Items from a figure collection:

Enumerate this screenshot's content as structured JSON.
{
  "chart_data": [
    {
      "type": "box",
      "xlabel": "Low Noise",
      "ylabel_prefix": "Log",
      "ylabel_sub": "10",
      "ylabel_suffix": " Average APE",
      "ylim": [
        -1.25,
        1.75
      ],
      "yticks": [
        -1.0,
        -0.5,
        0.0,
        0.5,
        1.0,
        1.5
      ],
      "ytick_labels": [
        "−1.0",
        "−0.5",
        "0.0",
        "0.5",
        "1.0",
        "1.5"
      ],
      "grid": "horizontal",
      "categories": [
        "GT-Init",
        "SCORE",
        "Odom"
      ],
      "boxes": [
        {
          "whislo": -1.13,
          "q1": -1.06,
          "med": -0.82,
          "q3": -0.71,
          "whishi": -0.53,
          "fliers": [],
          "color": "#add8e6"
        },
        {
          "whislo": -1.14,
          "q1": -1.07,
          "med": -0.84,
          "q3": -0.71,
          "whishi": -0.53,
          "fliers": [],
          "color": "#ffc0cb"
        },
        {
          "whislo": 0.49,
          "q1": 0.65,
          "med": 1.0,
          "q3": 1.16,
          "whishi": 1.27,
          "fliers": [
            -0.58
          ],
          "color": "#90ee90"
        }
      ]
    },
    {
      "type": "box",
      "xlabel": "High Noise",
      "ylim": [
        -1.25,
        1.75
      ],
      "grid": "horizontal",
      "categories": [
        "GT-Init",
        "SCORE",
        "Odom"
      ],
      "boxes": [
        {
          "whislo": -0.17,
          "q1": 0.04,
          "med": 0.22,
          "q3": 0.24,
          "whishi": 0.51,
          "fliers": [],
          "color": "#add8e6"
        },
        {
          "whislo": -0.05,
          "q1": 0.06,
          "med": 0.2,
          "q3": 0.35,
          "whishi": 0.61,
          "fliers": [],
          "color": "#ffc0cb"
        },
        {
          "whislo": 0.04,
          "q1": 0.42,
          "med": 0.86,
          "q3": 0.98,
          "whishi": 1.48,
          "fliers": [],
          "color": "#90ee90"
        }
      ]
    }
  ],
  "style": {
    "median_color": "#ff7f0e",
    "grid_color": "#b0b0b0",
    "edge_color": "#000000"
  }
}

§ Problem to work on
Every entry needs to be retyped exactly.

§ Correct output
Enumerate this screenshot's content as structured JSON.
{
  "chart_data": [
    {
      "type": "box",
      "xlabel": "Low Noise",
      "ylabel_prefix": "Log",
      "ylabel_sub": "10",
      "ylabel_suffix": " Average APE",
      "ylim": [
        -1.25,
        1.75
      ],
      "yticks": [
        -1.0,
        -0.5,
        0.0,
        0.5,
        1.0,
        1.5
      ],
      "ytick_labels": [
        "−1.0",
        "−0.5",
        "0.0",
        "0.5",
        "1.0",
        "1.5"
      ],
      "grid": "horizontal",
      "categories": [
        "GT-Init",
        "SCORE",
        "Odom"
      ],
      "boxes": [
        {
          "whislo": -1.13,
          "q1": -1.06,
          "med": -0.82,
          "q3": -0.71,
          "whishi": -0.53,
          "fliers": [],
          "color": "#add8e6"
        },
        {
          "whislo": -1.14,
          "q1": -1.07,
          "med": -0.84,
          "q3": -0.71,
          "whishi": -0.53,
          "fliers": [],
          "color": "#ffc0cb"
        },
        {
          "whislo": 0.49,
          "q1": 0.65,
          "med": 1.0,
          "q3": 1.16,
          "whishi": 1.27,
          "fliers": [
            -0.58
          ],
          "color": "#90ee90"
        }
      ]
    },
    {
      "type": "box",
      "xlabel": "High Noise",
      "ylim": [
        -1.25,
        1.75
      ],
      "grid": "horizontal",
      "categories": [
        "GT-Init",
        "SCORE",
        "Odom"
      ],
      "boxes": [
        {
          "whislo": -0.17,
          "q1": 0.04,
          "med": 0.22,
          "q3": 0.24,
          "whishi": 0.51,
          "fliers": [],
          "color": "#add8e6"
        },
        {
          "whislo": -0.05,
          "q1": 0.06,
          "med": 0.2,
          "q3": 0.35,
          "whishi": 0.61,
          "fliers": [],
          "color": "#ffc0cb"
        },
        {
          "whislo": 0.04,
          "q1": 0.42,
          "med": 0.86,
          "q3": 0.98,
          "whishi": 1.48,
          "fliers": [],
          "color": "#90ee90"
        }
      ]
    }
  ],
  "style": {
    "median_color": "#ff7f0e",
    "grid_color": "#b0b0b0",
    "edge_color": "#000000"
  }
}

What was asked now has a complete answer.